* begin *

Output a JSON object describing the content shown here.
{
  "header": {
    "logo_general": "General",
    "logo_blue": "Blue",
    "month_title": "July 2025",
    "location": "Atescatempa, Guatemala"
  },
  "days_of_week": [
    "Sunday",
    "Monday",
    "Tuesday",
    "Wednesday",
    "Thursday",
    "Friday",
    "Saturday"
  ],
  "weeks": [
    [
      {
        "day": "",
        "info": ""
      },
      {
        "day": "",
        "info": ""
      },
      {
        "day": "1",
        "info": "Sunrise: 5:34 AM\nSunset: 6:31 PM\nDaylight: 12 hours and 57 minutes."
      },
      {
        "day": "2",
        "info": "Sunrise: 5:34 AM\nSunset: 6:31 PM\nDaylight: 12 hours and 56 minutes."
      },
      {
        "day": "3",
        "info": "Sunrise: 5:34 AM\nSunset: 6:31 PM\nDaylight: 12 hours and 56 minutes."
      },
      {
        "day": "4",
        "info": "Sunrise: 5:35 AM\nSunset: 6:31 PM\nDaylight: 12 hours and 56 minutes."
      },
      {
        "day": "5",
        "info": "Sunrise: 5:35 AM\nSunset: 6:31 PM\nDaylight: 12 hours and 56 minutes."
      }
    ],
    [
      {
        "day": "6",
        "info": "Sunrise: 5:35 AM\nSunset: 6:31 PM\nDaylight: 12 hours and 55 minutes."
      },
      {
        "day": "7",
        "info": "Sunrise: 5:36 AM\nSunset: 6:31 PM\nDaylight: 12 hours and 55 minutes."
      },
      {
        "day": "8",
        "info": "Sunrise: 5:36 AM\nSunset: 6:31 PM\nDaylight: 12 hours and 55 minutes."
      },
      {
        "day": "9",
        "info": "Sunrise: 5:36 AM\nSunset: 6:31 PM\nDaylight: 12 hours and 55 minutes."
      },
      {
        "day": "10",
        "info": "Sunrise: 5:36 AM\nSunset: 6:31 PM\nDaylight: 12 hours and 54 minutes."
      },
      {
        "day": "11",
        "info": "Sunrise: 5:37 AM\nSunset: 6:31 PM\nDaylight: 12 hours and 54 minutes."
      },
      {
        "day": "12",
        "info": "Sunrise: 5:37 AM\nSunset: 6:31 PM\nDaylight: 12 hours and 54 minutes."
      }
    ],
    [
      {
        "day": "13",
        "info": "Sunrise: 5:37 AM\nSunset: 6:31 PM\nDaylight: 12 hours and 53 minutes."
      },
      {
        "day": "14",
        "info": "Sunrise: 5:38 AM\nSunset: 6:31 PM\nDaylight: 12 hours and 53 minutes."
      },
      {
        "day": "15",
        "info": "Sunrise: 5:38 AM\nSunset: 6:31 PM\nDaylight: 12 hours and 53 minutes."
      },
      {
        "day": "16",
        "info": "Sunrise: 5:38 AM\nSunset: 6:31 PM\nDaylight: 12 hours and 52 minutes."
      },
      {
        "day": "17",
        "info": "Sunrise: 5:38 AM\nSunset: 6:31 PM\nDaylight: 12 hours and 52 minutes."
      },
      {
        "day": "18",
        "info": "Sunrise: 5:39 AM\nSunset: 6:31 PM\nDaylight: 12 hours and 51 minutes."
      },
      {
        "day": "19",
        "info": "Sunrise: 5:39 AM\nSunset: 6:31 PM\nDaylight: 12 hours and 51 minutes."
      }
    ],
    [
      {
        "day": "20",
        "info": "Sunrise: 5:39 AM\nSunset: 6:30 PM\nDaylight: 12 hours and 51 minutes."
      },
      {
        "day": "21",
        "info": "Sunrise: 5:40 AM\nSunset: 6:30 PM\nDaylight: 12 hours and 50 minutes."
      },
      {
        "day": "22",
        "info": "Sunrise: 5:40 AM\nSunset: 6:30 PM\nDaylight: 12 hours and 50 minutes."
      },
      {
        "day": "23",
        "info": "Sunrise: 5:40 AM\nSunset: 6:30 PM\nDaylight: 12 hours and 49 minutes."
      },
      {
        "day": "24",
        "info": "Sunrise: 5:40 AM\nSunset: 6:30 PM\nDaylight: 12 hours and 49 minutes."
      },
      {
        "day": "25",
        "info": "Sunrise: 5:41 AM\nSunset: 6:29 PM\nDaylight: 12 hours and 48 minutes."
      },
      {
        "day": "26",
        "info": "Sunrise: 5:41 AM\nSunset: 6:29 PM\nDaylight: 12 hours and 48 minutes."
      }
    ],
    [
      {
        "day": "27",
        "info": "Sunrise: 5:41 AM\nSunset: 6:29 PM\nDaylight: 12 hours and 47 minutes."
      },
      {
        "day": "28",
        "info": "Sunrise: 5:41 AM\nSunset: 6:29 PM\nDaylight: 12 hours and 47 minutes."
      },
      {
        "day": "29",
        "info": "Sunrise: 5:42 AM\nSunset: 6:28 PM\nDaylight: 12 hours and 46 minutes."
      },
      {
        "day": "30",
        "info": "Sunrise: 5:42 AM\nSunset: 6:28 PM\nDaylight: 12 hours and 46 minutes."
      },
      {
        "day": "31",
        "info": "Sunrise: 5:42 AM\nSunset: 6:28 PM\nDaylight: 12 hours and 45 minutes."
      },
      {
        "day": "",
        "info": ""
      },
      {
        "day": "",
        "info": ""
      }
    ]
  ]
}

* end *

Give all of the entries again, word for word.

Output a JSON object describing the content shown here.
{
  "header": {
    "logo_general": "General",
    "logo_blue": "Blue",
    "month_title": "July 2025",
    "location": "Atescatempa, Guatemala"
  },
  "days_of_week": [
    "Sunday",
    "Monday",
    "Tuesday",
    "Wednesday",
    "Thursday",
    "Friday",
    "Saturday"
  ],
  "weeks": [
    [
      {
        "day": "",
        "info": ""
      },
      {
        "day": "",
        "info": ""
      },
      {
        "day": "1",
        "info": "Sunrise: 5:34 AM\nSunset: 6:31 PM\nDaylight: 12 hours and 57 minutes."
      },
      {
        "day": "2",
        "info": "Sunrise: 5:34 AM\nSunset: 6:31 PM\nDaylight: 12 hours and 56 minutes."
      },
      {
        "day": "3",
        "info": "Sunrise: 5:34 AM\nSunset: 6:31 PM\nDaylight: 12 hours and 56 minutes."
      },
      {
        "day": "4",
        "info": "Sunrise: 5:35 AM\nSunset: 6:31 PM\nDaylight: 12 hours and 56 minutes."
      },
      {
        "day": "5",
        "info": "Sunrise: 5:35 AM\nSunset: 6:31 PM\nDaylight: 12 hours and 56 minutes."
      }
    ],
    [
      {
        "day": "6",
        "info": "Sunrise: 5:35 AM\nSunset: 6:31 PM\nDaylight: 12 hours and 55 minutes."
      },
      {
        "day": "7",
        "info": "Sunrise: 5:36 AM\nSunset: 6:31 PM\nDaylight: 12 hours and 55 minutes."
      },
      {
        "day": "8",
        "info": "Sunrise: 5:36 AM\nSunset: 6:31 PM\nDaylight: 12 hours and 55 minutes."
      },
      {
        "day": "9",
        "info": "Sunrise: 5:36 AM\nSunset: 6:31 PM\nDaylight: 12 hours and 55 minutes."
      },
      {
        "day": "10",
        "info": "Sunrise: 5:36 AM\nSunset: 6:31 PM\nDaylight: 12 hours and 54 minutes."
      },
      {
        "day": "11",
        "info": "Sunrise: 5:37 AM\nSunset: 6:31 PM\nDaylight: 12 hours and 54 minutes."
      },
      {
        "day": "12",
        "info": "Sunrise: 5:37 AM\nSunset: 6:31 PM\nDaylight: 12 hours and 54 minutes."
      }
    ],
    [
      {
        "day": "13",
        "info": "Sunrise: 5:37 AM\nSunset: 6:31 PM\nDaylight: 12 hours and 53 minutes."
      },
      {
        "day": "14",
        "info": "Sunrise: 5:38 AM\nSunset: 6:31 PM\nDaylight: 12 hours and 53 minutes."
      },
      {
        "day": "15",
        "info": "Sunrise: 5:38 AM\nSunset: 6:31 PM\nDaylight: 12 hours and 53 minutes."
      },
      {
        "day": "16",
        "info": "Sunrise: 5:38 AM\nSunset: 6:31 PM\nDaylight: 12 hours and 52 minutes."
      },
      {
        "day": "17",
        "info": "Sunrise: 5:38 AM\nSunset: 6:31 PM\nDaylight: 12 hours and 52 minutes."
      },
      {
        "day": "18",
        "info": "Sunrise: 5:39 AM\nSunset: 6:31 PM\nDaylight: 12 hours and 51 minutes."
      },
      {
        "day": "19",
        "info": "Sunrise: 5:39 AM\nSunset: 6:31 PM\nDaylight: 12 hours and 51 minutes."
      }
    ],
    [
      {
        "day": "20",
        "info": "Sunrise: 5:39 AM\nSunset: 6:30 PM\nDaylight: 12 hours and 51 minutes."
      },
      {
        "day": "21",
        "info": "Sunrise: 5:40 AM\nSunset: 6:30 PM\nDaylight: 12 hours and 50 minutes."
      },
      {
        "day": "22",
        "info": "Sunrise: 5:40 AM\nSunset: 6:30 PM\nDaylight: 12 hours and 50 minutes."
      },
      {
        "day": "23",
        "info": "Sunrise: 5:40 AM\nSunset: 6:30 PM\nDaylight: 12 hours and 49 minutes."
      },
      {
        "day": "24",
        "info": "Sunrise: 5:40 AM\nSunset: 6:30 PM\nDaylight: 12 hours and 49 minutes."
      },
      {
        "day": "25",
        "info": "Sunrise: 5:41 AM\nSunset: 6:29 PM\nDaylight: 12 hours and 48 minutes."
      },
      {
        "day": "26",
        "info": "Sunrise: 5:41 AM\nSunset: 6:29 PM\nDaylight: 12 hours and 48 minutes."
      }
    ],
    [
      {
        "day": "27",
        "info": "Sunrise: 5:41 AM\nSunset: 6:29 PM\nDaylight: 12 hours and 47 minutes."
      },
      {
        "day": "28",
        "info": "Sunrise: 5:41 AM\nSunset: 6:29 PM\nDaylight: 12 hours and 47 minutes."
      },
      {
        "day": "29",
        "info": "Sunrise: 5:42 AM\nSunset: 6:28 PM\nDaylight: 12 hours and 46 minutes."
      },
      {
        "day": "30",
        "info": "Sunrise: 5:42 AM\nSunset: 6:28 PM\nDaylight: 12 hours and 46 minutes."
      },
      {
        "day": "31",
        "info": "Sunrise: 5:42 AM\nSunset: 6:28 PM\nDaylight: 12 hours and 45 minutes."
      },
      {
        "day": "",
        "info": ""
      },
      {
        "day": "",
        "info": ""
      }
    ]
  ]
}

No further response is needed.